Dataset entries
★ ★ ★ ★ ★ ★ ★
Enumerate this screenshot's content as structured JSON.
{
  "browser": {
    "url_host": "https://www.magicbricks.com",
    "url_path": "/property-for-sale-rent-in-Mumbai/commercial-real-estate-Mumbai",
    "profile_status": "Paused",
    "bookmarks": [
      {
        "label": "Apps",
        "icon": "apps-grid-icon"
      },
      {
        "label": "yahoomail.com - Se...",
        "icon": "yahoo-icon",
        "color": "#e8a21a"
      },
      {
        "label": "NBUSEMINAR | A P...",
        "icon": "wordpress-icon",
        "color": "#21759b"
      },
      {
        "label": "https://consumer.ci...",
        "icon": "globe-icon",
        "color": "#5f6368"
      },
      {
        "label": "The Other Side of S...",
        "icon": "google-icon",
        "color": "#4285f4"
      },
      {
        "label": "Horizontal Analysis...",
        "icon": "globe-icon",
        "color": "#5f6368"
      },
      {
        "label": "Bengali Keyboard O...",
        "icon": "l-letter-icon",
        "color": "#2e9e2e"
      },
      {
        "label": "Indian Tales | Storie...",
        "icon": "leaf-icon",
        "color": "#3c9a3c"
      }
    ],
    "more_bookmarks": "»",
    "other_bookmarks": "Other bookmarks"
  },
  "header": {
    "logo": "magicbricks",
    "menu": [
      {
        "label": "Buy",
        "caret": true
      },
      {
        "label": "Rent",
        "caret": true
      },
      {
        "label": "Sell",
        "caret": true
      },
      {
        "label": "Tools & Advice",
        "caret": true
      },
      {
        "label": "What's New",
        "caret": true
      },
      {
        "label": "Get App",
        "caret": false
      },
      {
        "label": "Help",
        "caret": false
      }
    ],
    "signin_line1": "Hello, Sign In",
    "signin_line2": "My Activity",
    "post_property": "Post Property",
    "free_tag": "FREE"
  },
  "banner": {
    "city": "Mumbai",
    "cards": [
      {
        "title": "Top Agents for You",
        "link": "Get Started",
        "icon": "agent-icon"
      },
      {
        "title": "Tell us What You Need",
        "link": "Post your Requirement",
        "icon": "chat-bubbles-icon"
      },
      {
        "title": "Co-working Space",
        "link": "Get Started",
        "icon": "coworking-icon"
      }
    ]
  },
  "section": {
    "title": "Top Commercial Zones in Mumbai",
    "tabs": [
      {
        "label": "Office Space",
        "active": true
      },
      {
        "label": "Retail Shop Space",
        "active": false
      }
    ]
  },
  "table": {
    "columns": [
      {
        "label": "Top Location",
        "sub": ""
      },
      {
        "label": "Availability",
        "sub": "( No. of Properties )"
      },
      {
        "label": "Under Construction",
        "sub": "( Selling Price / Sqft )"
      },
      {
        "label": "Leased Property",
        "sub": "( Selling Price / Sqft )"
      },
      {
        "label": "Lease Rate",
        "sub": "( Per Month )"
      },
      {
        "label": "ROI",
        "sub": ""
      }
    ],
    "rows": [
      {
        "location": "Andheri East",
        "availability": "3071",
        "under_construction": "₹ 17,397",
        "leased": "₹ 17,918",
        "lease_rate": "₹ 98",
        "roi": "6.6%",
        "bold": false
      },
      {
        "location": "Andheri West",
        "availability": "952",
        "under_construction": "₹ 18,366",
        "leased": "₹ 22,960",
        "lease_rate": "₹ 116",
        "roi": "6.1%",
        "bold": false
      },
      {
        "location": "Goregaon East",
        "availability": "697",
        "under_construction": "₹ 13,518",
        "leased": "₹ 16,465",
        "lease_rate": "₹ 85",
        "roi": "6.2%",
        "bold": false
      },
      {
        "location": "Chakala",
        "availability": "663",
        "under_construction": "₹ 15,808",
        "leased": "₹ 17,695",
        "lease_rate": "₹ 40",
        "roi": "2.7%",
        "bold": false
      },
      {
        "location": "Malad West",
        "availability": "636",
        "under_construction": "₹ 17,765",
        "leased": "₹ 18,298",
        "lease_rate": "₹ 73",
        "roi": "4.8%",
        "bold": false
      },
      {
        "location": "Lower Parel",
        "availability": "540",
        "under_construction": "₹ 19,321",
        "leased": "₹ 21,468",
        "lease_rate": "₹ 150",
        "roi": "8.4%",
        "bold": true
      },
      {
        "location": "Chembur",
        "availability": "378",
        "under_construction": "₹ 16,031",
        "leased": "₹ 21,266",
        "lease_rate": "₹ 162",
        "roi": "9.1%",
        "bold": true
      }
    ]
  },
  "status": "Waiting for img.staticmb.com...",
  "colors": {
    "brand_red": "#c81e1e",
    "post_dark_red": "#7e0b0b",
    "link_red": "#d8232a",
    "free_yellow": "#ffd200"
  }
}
★ ★ ★ ★ ★ ★ ★
## WORK TO BE COMPLETED
Transcribe the entire listing above precisely.

## COMPLETED EXERCISE
Enumerate this screenshot's content as structured JSON.
{
  "browser": {
    "url_host": "https://www.magicbricks.com",
    "url_path": "/property-for-sale-rent-in-Mumbai/commercial-real-estate-Mumbai",
    "profile_status": "Paused",
    "bookmarks": [
      {
        "label": "Apps",
        "icon": "apps-grid-icon"
      },
      {
        "label": "yahoomail.com - Se...",
        "icon": "yahoo-icon",
        "color": "#e8a21a"
      },
      {
        "label": "NBUSEMINAR | A P...",
        "icon": "wordpress-icon",
        "color": "#21759b"
      },
      {
        "label": "https://consumer.ci...",
        "icon": "globe-icon",
        "color": "#5f6368"
      },
      {
        "label": "The Other Side of S...",
        "icon": "google-icon",
        "color": "#4285f4"
      },
      {
        "label": "Horizontal Analysis...",
        "icon": "globe-icon",
        "color": "#5f6368"
      },
      {
        "label": "Bengali Keyboard O...",
        "icon": "l-letter-icon",
        "color": "#2e9e2e"
      },
      {
        "label": "Indian Tales | Storie...",
        "icon": "leaf-icon",
        "color": "#3c9a3c"
      }
    ],
    "more_bookmarks": "»",
    "other_bookmarks": "Other bookmarks"
  },
  "header": {
    "logo": "magicbricks",
    "menu": [
      {
        "label": "Buy",
        "caret": true
      },
      {
        "label": "Rent",
        "caret": true
      },
      {
        "label": "Sell",
        "caret": true
      },
      {
        "label": "Tools & Advice",
        "caret": true
      },
      {
        "label": "What's New",
        "caret": true
      },
      {
        "label": "Get App",
        "caret": false
      },
      {
        "label": "Help",
        "caret": false
      }
    ],
    "signin_line1": "Hello, Sign In",
    "signin_line2": "My Activity",
    "post_property": "Post Property",
    "free_tag": "FREE"
  },
  "banner": {
    "city": "Mumbai",
    "cards": [
      {
        "title": "Top Agents for You",
        "link": "Get Started",
        "icon": "agent-icon"
      },
      {
        "title": "Tell us What You Need",
        "link": "Post your Requirement",
        "icon": "chat-bubbles-icon"
      },
      {
        "title": "Co-working Space",
        "link": "Get Started",
        "icon": "coworking-icon"
      }
    ]
  },
  "section": {
    "title": "Top Commercial Zones in Mumbai",
    "tabs": [
      {
        "label": "Office Space",
        "active": true
      },
      {
        "label": "Retail Shop Space",
        "active": false
      }
    ]
  },
  "table": {
    "columns": [
      {
        "label": "Top Location",
        "sub": ""
      },
      {
        "label": "Availability",
        "sub": "( No. of Properties )"
      },
      {
        "label": "Under Construction",
        "sub": "( Selling Price / Sqft )"
      },
      {
        "label": "Leased Property",
        "sub": "( Selling Price / Sqft )"
      },
      {
        "label": "Lease Rate",
        "sub": "( Per Month )"
      },
      {
        "label": "ROI",
        "sub": ""
      }
    ],
    "rows": [
      {
        "location": "Andheri East",
        "availability": "3071",
        "under_construction": "₹ 17,397",
        "leased": "₹ 17,918",
        "lease_rate": "₹ 98",
        "roi": "6.6%",
        "bold": false
      },
      {
        "location": "Andheri West",
        "availability": "952",
        "under_construction": "₹ 18,366",
        "leased": "₹ 22,960",
        "lease_rate": "₹ 116",
        "roi": "6.1%",
        "bold": false
      },
      {
        "location": "Goregaon East",
        "availability": "697",
        "under_construction": "₹ 13,518",
        "leased": "₹ 16,465",
        "lease_rate": "₹ 85",
        "roi": "6.2%",
        "bold": false
      },
      {
        "location": "Chakala",
        "availability": "663",
        "under_construction": "₹ 15,808",
        "leased": "₹ 17,695",
        "lease_rate": "₹ 40",
        "roi": "2.7%",
        "bold": false
      },
      {
        "location": "Malad West",
        "availability": "636",
        "under_construction": "₹ 17,765",
        "leased": "₹ 18,298",
        "lease_rate": "₹ 73",
        "roi": "4.8%",
        "bold": false
      },
      {
        "location": "Lower Parel",
        "availability": "540",
        "under_construction": "₹ 19,321",
        "leased": "₹ 21,468",
        "lease_rate": "₹ 150",
        "roi": "8.4%",
        "bold": true
      },
      {
        "location": "Chembur",
        "availability": "378",
        "under_construction": "₹ 16,031",
        "leased": "₹ 21,266",
        "lease_rate": "₹ 162",
        "roi": "9.1%",
        "bold": true
      }
    ]
  },
  "status": "Waiting for img.staticmb.com...",
  "colors": {
    "brand_red": "#c81e1e",
    "post_dark_red": "#7e0b0b",
    "link_red": "#d8232a",
    "free_yellow": "#ffd200"
  }
}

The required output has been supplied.